**WHAT TO PRODUCE**: Provide the data again in its entirety, exactly as given.

------

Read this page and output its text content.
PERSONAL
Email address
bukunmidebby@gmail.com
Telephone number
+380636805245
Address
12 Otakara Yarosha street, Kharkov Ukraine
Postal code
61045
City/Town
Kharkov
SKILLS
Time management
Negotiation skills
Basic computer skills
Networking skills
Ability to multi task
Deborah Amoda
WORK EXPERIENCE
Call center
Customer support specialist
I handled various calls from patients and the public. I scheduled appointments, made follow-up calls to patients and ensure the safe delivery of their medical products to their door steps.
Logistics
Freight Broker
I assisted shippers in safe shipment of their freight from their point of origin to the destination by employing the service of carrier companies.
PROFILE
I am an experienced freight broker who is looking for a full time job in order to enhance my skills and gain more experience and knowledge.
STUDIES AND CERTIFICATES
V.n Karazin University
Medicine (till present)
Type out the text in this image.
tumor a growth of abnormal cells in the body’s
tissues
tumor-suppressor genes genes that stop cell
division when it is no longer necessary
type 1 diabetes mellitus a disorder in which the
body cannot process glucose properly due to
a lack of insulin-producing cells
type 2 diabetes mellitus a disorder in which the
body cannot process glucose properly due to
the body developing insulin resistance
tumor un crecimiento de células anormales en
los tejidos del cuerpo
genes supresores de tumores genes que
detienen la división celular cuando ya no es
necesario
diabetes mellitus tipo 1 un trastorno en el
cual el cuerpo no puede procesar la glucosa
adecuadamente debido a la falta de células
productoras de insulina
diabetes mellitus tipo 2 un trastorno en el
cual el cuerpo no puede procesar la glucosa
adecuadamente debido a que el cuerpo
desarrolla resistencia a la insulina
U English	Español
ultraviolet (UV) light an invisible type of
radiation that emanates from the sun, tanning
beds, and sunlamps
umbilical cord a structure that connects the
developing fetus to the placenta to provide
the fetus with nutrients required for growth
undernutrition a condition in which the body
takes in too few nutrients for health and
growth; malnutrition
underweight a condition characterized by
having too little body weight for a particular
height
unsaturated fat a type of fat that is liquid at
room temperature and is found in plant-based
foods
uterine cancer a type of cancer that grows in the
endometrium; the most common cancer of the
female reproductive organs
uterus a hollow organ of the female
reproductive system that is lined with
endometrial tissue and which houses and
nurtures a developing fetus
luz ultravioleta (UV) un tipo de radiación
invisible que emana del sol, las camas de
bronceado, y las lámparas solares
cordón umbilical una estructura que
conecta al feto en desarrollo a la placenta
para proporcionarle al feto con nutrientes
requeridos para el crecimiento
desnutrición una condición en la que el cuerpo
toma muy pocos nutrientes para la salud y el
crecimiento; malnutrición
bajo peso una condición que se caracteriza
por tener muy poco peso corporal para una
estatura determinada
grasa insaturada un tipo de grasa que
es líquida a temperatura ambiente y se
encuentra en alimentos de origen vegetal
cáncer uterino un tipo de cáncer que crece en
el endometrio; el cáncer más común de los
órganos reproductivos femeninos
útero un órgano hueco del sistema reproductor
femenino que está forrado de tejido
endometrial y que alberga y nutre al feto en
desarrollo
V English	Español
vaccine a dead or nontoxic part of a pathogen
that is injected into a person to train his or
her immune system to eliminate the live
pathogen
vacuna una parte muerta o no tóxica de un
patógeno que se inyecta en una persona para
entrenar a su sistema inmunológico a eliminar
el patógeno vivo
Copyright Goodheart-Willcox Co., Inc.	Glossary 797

------

**SOLVED PROBLEM**:
Read this page and output its text content.
PERSONAL
Email address
bukunmidebby@gmail.com
Telephone number
+380636805245
Address
12 Otakara Yarosha street, Kharkov Ukraine
Postal code
61045
City/Town
Kharkov
SKILLS
Time management
Negotiation skills
Basic computer skills
Networking skills
Ability to multi task
Deborah Amoda
WORK EXPERIENCE
Call center
Customer support specialist
I handled various calls from patients and the public. I scheduled appointments, made follow-up calls to patients and ensure the safe delivery of their medical products to their door steps.
Logistics
Freight Broker
I assisted shippers in safe shipment of their freight from their point of origin to the destination by employing the service of carrier companies.
PROFILE
I am an experienced freight broker who is looking for a full time job in order to enhance my skills and gain more experience and knowledge.
STUDIES AND CERTIFICATES
V.n Karazin University
Medicine (till present)
Type out the text in this image.
tumor a growth of abnormal cells in the body’s
tissues
tumor-suppressor genes genes that stop cell
division when it is no longer necessary
type 1 diabetes mellitus a disorder in which the
body cannot process glucose properly due to
a lack of insulin-producing cells
type 2 diabetes mellitus a disorder in which the
body cannot process glucose properly due to
the body developing insulin resistance
tumor un crecimiento de células anormales en
los tejidos del cuerpo
genes supresores de tumores genes que
detienen la división celular cuando ya no es
necesario
diabetes mellitus tipo 1 un trastorno en el
cual el cuerpo no puede procesar la glucosa
adecuadamente debido a la falta de células
productoras de insulina
diabetes mellitus tipo 2 un trastorno en el
cual el cuerpo no puede procesar la glucosa
adecuadamente debido a que el cuerpo
desarrolla resistencia a la insulina
U English	Español
ultraviolet (UV) light an invisible type of
radiation that emanates from the sun, tanning
beds, and sunlamps
umbilical cord a structure that connects the
developing fetus to the placenta to provide
the fetus with nutrients required for growth
undernutrition a condition in which the body
takes in too few nutrients for health and
growth; malnutrition
underweight a condition characterized by
having too little body weight for a particular
height
unsaturated fat a type of fat that is liquid at
room temperature and is found in plant-based
foods
uterine cancer a type of cancer that grows in the
endometrium; the most common cancer of the
female reproductive organs
uterus a hollow organ of the female
reproductive system that is lined with
endometrial tissue and which houses and
nurtures a developing fetus
luz ultravioleta (UV) un tipo de radiación
invisible que emana del sol, las camas de
bronceado, y las lámparas solares
cordón umbilical una estructura que
conecta al feto en desarrollo a la placenta
para proporcionarle al feto con nutrientes
requeridos para el crecimiento
desnutrición una condición en la que el cuerpo
toma muy pocos nutrientes para la salud y el
crecimiento; malnutrición
bajo peso una condición que se caracteriza
por tener muy poco peso corporal para una
estatura determinada
grasa insaturada un tipo de grasa que
es líquida a temperatura ambiente y se
encuentra en alimentos de origen vegetal
cáncer uterino un tipo de cáncer que crece en
el endometrio; el cáncer más común de los
órganos reproductivos femeninos
útero un órgano hueco del sistema reproductor
femenino que está forrado de tejido
endometrial y que alberga y nutre al feto en
desarrollo
V English	Español
vaccine a dead or nontoxic part of a pathogen
that is injected into a person to train his or
her immune system to eliminate the live
pathogen
vacuna una parte muerta o no tóxica de un
patógeno que se inyecta en una persona para
entrenar a su sistema inmunológico a eliminar
el patógeno vivo
Copyright Goodheart-Willcox Co., Inc.	Glossary 797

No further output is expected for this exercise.